Material supplied →

## BEGIN

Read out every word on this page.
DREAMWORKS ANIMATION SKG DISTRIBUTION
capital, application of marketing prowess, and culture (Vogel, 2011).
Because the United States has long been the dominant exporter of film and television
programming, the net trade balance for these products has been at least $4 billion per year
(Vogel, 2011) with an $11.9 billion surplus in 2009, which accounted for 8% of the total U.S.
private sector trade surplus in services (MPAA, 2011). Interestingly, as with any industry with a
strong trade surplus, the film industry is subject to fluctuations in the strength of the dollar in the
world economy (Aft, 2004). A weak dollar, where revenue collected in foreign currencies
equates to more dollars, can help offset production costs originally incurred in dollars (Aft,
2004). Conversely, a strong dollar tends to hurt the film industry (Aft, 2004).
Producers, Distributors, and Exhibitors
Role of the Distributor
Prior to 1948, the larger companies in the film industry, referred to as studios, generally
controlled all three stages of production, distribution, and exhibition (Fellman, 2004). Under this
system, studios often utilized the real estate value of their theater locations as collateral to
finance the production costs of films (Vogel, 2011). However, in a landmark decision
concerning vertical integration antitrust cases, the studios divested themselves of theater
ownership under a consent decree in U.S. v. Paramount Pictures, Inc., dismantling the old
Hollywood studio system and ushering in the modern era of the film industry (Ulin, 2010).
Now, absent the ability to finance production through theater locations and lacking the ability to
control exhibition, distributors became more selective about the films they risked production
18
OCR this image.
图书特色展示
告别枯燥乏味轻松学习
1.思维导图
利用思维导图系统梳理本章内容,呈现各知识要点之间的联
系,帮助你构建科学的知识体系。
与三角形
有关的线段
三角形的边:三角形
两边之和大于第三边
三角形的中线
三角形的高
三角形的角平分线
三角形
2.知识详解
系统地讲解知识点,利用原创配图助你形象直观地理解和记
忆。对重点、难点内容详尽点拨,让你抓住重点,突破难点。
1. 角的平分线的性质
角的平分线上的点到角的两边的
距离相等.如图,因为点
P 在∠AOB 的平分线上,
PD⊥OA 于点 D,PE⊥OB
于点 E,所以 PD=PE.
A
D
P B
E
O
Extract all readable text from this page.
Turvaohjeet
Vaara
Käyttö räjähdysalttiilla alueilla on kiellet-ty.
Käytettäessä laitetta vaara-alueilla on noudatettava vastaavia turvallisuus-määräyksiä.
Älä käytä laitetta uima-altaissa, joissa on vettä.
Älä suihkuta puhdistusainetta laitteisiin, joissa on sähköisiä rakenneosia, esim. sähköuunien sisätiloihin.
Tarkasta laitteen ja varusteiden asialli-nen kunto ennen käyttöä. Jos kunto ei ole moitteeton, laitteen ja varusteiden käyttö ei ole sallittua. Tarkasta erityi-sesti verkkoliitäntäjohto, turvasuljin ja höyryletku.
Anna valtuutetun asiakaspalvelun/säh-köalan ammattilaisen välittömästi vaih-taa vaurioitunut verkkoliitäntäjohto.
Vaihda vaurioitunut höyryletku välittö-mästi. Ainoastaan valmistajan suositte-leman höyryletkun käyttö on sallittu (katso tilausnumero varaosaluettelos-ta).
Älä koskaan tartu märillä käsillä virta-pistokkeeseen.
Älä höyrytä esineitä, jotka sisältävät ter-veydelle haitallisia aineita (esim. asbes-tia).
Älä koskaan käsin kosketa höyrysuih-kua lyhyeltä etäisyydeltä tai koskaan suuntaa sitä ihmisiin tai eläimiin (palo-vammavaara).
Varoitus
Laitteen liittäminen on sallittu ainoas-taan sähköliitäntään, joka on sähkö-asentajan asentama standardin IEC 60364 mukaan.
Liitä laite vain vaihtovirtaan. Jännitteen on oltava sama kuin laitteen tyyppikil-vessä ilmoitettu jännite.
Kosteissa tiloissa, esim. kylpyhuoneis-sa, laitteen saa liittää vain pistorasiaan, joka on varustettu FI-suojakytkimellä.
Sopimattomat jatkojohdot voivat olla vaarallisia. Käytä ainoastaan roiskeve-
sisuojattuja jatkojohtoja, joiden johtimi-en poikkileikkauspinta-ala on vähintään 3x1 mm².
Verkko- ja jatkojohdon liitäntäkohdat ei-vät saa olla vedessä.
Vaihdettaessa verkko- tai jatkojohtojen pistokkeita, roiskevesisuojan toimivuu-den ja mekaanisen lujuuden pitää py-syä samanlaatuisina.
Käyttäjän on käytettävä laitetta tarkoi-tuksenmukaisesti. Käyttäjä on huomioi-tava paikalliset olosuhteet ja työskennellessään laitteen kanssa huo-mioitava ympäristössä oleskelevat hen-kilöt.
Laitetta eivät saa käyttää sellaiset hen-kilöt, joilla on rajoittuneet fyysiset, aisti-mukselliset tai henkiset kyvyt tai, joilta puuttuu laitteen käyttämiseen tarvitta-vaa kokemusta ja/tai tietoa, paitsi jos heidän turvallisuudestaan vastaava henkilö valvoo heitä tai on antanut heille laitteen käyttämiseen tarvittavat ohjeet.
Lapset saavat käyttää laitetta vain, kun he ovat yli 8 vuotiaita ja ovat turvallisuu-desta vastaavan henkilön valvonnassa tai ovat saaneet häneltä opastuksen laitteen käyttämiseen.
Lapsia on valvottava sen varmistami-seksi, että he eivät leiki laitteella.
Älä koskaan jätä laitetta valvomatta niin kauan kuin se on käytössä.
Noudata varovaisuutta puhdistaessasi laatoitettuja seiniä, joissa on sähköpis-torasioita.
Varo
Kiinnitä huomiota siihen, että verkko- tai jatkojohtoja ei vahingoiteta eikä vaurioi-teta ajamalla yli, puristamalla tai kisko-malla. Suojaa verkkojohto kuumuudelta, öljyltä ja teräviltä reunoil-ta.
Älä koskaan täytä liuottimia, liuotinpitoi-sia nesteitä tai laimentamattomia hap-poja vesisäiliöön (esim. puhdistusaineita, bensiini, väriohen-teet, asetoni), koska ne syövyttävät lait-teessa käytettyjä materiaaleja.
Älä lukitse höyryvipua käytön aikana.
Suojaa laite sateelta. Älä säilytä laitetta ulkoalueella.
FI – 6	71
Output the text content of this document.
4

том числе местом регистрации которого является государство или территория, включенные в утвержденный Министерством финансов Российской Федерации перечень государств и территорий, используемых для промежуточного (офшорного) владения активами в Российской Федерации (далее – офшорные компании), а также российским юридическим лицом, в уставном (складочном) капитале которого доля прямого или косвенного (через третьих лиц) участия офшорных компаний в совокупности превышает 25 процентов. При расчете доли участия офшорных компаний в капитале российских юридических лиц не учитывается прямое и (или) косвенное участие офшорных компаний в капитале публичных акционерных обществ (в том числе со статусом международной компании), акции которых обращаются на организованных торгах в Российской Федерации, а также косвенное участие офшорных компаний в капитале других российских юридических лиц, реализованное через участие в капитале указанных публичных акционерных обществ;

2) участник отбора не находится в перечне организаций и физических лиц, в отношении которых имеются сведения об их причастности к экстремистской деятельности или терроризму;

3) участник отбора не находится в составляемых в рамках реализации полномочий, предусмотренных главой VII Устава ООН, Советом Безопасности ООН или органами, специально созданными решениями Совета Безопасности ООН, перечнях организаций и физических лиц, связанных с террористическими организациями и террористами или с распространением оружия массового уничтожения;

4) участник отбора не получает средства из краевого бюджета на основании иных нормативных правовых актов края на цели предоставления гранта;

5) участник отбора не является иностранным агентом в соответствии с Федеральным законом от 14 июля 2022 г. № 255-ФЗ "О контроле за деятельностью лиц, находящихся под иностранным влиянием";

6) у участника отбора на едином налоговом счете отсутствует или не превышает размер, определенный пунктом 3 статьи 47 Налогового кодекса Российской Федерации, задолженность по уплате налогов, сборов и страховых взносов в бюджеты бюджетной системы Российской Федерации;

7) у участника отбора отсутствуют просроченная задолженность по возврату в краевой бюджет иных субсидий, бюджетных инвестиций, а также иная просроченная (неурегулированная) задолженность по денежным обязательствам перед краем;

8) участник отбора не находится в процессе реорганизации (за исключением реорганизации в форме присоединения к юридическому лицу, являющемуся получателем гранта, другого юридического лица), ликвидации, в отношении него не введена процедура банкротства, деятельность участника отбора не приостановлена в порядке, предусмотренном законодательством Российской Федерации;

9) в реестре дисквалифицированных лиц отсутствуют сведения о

## END

What is required →
From the entries above, copy every line that holds the word "locations".

Result below →
system, studios often utilized the real estate value of their theater locations as collateral to
Now, absent the ability to finance production through theater locations and lacking the ability to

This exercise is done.